-- Begin --

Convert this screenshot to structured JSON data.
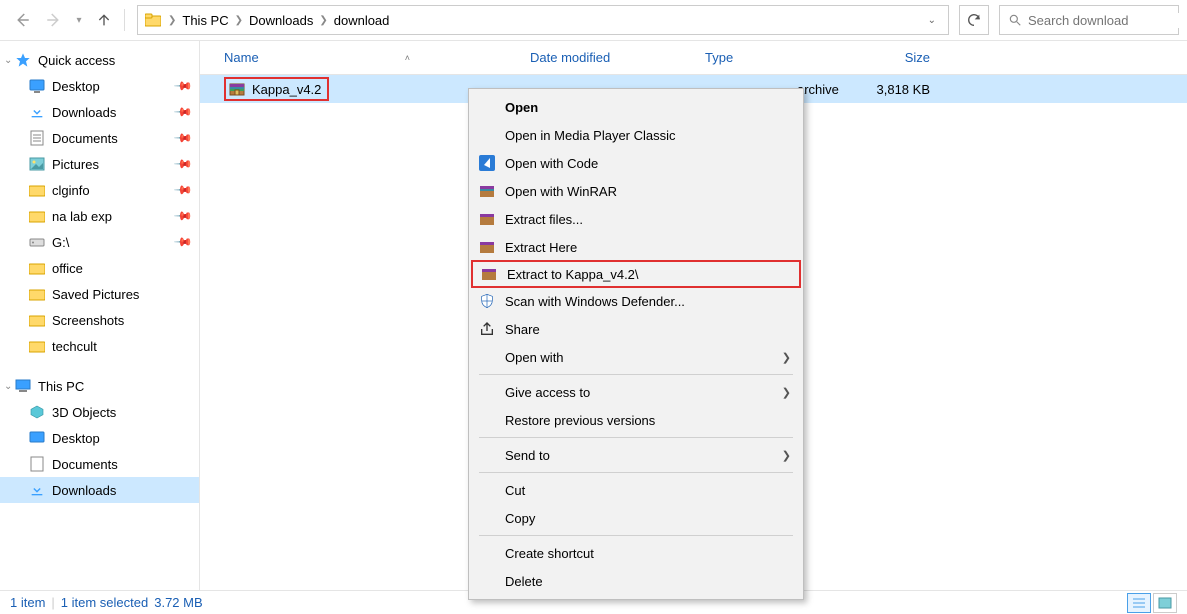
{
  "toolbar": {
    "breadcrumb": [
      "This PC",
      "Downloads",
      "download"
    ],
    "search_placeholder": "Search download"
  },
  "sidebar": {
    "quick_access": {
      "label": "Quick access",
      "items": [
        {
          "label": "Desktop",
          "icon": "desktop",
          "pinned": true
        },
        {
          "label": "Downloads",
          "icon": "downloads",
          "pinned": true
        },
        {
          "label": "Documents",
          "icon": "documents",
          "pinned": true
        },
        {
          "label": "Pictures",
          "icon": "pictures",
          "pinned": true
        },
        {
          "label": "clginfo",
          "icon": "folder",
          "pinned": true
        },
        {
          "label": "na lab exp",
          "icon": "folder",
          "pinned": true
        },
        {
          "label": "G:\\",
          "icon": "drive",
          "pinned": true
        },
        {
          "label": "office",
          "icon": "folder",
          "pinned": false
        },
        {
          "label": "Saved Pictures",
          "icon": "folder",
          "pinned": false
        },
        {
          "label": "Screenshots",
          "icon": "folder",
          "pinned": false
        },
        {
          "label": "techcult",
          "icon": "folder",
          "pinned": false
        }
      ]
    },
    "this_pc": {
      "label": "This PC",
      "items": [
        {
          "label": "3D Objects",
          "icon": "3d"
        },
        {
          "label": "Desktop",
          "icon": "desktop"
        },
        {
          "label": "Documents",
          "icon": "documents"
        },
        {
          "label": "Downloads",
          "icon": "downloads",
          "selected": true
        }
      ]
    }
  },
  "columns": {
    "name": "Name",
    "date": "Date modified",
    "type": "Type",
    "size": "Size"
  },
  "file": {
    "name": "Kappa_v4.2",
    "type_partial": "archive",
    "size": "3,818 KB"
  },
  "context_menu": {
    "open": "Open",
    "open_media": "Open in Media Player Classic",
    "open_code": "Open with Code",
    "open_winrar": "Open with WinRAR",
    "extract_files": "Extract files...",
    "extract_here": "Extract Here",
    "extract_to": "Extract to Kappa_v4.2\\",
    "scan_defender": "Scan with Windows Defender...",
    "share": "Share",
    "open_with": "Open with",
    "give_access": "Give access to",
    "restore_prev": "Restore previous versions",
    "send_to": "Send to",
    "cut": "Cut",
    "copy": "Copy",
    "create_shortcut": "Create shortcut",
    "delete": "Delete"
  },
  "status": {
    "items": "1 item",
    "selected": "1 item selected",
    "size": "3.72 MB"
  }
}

-- End --

**STATED EXERCISE:**
Print every record above exactly as written, leaving out the pictures.

**ANSWER BELOW:**
Convert this screenshot to structured JSON data.
{
  "toolbar": {
    "breadcrumb": [
      "This PC",
      "Downloads",
      "download"
    ],
    "search_placeholder": "Search download"
  },
  "sidebar": {
    "quick_access": {
      "label": "Quick access",
      "items": [
        {
          "label": "Desktop",
          "icon": "desktop",
          "pinned": true
        },
        {
          "label": "Downloads",
          "icon": "downloads",
          "pinned": true
        },
        {
          "label": "Documents",
          "icon": "documents",
          "pinned": true
        },
        {
          "label": "Pictures",
          "icon": "pictures",
          "pinned": true
        },
        {
          "label": "clginfo",
          "icon": "folder",
          "pinned": true
        },
        {
          "label": "na lab exp",
          "icon": "folder",
          "pinned": true
        },
        {
          "label": "G:\\",
          "icon": "drive",
          "pinned": true
        },
        {
          "label": "office",
          "icon": "folder",
          "pinned": false
        },
        {
          "label": "Saved Pictures",
          "icon": "folder",
          "pinned": false
        },
        {
          "label": "Screenshots",
          "icon": "folder",
          "pinned": false
        },
        {
          "label": "techcult",
          "icon": "folder",
          "pinned": false
        }
      ]
    },
    "this_pc": {
      "label": "This PC",
      "items": [
        {
          "label": "3D Objects",
          "icon": "3d"
        },
        {
          "label": "Desktop",
          "icon": "desktop"
        },
        {
          "label": "Documents",
          "icon": "documents"
        },
        {
          "label": "Downloads",
          "icon": "downloads",
          "selected": true
        }
      ]
    }
  },
  "columns": {
    "name": "Name",
    "date": "Date modified",
    "type": "Type",
    "size": "Size"
  },
  "file": {
    "name": "Kappa_v4.2",
    "type_partial": "archive",
    "size": "3,818 KB"
  },
  "context_menu": {
    "open": "Open",
    "open_media": "Open in Media Player Classic",
    "open_code": "Open with Code",
    "open_winrar": "Open with WinRAR",
    "extract_files": "Extract files...",
    "extract_here": "Extract Here",
    "extract_to": "Extract to Kappa_v4.2\\",
    "scan_defender": "Scan with Windows Defender...",
    "share": "Share",
    "open_with": "Open with",
    "give_access": "Give access to",
    "restore_prev": "Restore previous versions",
    "send_to": "Send to",
    "cut": "Cut",
    "copy": "Copy",
    "create_shortcut": "Create shortcut",
    "delete": "Delete"
  },
  "status": {
    "items": "1 item",
    "selected": "1 item selected",
    "size": "3.72 MB"
  }
}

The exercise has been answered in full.